▶ **Recorded data**:
━━━━━━━━━━━━━━━━━━━━

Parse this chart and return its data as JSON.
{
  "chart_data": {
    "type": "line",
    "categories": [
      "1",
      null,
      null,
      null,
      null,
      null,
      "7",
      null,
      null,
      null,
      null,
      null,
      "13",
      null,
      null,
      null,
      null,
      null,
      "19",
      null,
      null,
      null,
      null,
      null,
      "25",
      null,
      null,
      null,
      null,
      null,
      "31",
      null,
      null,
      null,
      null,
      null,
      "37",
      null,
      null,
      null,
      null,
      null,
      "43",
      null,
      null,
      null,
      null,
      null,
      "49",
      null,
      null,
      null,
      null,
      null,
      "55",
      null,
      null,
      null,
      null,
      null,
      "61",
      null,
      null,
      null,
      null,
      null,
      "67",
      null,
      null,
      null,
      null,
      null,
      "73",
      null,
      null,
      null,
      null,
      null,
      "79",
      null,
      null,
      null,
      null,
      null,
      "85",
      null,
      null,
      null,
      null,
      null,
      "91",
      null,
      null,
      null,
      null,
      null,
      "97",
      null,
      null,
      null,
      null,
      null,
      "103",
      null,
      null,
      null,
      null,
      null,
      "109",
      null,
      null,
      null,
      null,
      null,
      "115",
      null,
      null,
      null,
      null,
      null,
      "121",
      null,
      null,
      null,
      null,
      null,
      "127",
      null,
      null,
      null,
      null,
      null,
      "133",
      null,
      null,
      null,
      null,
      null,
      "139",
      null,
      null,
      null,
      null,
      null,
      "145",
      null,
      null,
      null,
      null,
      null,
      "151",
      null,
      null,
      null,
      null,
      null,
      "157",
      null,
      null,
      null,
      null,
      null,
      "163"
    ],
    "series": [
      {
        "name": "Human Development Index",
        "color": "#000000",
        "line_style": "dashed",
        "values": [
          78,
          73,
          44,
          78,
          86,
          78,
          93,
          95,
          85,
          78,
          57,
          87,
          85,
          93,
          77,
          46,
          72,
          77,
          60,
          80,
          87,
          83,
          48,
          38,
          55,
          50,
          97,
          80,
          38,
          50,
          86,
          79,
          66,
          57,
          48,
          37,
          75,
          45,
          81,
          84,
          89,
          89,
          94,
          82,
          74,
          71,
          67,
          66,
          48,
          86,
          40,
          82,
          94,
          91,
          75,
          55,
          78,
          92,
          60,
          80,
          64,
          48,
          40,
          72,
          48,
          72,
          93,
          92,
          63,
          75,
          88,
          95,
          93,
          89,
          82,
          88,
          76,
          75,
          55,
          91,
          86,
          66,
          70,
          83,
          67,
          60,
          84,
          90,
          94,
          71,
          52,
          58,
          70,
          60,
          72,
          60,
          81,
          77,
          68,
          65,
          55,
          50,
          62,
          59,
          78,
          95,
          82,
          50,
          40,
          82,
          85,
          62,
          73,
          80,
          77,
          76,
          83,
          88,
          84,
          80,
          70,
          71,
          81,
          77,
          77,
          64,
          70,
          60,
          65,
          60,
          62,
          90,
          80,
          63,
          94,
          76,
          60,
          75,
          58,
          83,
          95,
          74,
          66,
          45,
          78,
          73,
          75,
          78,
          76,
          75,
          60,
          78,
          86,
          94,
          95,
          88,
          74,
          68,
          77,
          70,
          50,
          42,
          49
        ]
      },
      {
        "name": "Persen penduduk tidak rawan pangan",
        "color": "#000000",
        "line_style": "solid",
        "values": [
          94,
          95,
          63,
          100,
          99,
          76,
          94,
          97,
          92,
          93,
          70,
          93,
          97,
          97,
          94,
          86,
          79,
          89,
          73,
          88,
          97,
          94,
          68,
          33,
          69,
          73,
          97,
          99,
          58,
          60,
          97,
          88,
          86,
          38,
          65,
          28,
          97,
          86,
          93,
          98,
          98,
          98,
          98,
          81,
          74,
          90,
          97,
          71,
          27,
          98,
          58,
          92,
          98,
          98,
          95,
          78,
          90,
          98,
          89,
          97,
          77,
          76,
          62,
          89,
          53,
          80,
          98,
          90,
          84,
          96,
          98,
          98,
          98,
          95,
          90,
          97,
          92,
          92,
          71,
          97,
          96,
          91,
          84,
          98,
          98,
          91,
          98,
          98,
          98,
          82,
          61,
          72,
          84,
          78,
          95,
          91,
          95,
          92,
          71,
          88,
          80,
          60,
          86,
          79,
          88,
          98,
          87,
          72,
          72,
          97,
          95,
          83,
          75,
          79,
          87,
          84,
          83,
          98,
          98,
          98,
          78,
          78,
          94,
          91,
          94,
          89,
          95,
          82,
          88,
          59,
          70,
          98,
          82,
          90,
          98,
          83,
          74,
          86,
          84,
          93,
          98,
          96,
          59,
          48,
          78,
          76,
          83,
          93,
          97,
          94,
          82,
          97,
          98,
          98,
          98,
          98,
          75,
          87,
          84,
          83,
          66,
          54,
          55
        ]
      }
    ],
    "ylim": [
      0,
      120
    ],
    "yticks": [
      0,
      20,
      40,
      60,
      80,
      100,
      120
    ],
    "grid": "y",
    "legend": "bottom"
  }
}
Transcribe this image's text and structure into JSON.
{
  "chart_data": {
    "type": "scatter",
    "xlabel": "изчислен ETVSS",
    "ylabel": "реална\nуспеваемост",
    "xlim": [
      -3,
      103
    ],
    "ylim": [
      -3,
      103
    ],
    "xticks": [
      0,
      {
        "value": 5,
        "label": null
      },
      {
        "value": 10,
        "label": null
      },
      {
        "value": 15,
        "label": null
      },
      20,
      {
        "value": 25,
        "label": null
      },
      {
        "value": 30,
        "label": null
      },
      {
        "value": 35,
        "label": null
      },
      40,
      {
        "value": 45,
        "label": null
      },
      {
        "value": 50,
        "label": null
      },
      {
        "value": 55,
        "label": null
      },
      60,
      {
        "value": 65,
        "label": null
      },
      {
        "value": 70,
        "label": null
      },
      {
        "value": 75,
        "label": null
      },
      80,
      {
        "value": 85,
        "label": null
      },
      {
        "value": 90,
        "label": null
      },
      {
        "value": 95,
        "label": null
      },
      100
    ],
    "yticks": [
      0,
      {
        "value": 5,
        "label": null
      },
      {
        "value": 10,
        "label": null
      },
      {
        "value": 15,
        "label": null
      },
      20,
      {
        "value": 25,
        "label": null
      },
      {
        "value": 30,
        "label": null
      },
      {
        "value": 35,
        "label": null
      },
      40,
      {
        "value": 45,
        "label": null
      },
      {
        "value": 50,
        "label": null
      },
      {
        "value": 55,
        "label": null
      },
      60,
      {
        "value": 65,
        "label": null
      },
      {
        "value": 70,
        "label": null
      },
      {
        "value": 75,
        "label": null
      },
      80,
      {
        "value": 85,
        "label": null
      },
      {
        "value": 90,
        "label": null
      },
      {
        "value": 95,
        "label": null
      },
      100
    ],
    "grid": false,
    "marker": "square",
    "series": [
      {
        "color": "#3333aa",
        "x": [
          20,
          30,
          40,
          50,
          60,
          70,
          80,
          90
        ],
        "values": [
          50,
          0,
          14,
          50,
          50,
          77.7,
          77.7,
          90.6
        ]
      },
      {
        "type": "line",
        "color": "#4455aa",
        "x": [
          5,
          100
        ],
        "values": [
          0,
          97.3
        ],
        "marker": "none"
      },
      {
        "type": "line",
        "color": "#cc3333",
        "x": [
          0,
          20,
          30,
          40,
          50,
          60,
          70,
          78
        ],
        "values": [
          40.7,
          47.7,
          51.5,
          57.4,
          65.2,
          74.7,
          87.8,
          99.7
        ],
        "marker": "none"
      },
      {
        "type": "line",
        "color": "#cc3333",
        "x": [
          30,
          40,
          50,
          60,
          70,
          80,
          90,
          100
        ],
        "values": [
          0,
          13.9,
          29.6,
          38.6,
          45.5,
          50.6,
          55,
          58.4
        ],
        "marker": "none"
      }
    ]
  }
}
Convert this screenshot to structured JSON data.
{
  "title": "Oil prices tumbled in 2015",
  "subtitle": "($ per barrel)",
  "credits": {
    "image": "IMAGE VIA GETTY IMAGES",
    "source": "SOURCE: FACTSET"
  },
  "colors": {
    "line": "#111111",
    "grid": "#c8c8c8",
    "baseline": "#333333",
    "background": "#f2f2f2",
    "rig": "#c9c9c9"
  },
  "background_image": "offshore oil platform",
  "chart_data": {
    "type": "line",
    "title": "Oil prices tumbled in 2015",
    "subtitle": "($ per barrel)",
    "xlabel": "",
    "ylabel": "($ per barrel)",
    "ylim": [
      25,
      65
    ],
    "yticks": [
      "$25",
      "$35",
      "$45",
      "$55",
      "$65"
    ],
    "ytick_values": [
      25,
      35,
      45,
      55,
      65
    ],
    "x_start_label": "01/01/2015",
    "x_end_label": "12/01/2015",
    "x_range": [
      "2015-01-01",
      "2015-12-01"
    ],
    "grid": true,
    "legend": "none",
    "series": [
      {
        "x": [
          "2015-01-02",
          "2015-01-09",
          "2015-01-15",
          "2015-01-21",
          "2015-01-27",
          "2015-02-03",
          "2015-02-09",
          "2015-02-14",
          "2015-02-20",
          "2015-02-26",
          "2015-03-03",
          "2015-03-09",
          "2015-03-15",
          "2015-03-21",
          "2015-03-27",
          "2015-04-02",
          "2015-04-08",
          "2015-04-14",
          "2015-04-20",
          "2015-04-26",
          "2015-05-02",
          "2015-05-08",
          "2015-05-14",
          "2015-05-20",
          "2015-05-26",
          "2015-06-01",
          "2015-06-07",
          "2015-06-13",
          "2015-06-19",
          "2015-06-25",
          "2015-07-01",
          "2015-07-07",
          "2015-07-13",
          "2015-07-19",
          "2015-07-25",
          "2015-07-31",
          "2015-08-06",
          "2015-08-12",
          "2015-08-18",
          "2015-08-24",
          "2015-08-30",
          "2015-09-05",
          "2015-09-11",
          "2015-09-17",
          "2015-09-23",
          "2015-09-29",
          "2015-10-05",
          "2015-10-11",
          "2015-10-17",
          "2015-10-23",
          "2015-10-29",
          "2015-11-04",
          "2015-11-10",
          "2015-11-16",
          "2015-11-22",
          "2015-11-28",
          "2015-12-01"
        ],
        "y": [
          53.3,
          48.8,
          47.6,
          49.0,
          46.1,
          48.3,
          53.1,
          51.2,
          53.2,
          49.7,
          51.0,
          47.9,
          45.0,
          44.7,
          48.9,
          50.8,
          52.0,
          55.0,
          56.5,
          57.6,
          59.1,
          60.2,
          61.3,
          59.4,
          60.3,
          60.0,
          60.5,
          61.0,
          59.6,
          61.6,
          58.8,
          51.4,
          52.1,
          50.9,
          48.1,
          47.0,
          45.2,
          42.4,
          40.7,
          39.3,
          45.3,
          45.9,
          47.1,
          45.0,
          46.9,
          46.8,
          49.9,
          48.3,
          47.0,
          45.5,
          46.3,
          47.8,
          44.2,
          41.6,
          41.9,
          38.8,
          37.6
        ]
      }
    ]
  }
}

━━━━━━━━━━━━━━━━━━━━

▶ **Your goal**: Every line in the data that holds "tumbled" should be copied out.

▶ **Task result**:
  "title": "Oil prices tumbled in 2015",
    "title": "Oil prices tumbled in 2015",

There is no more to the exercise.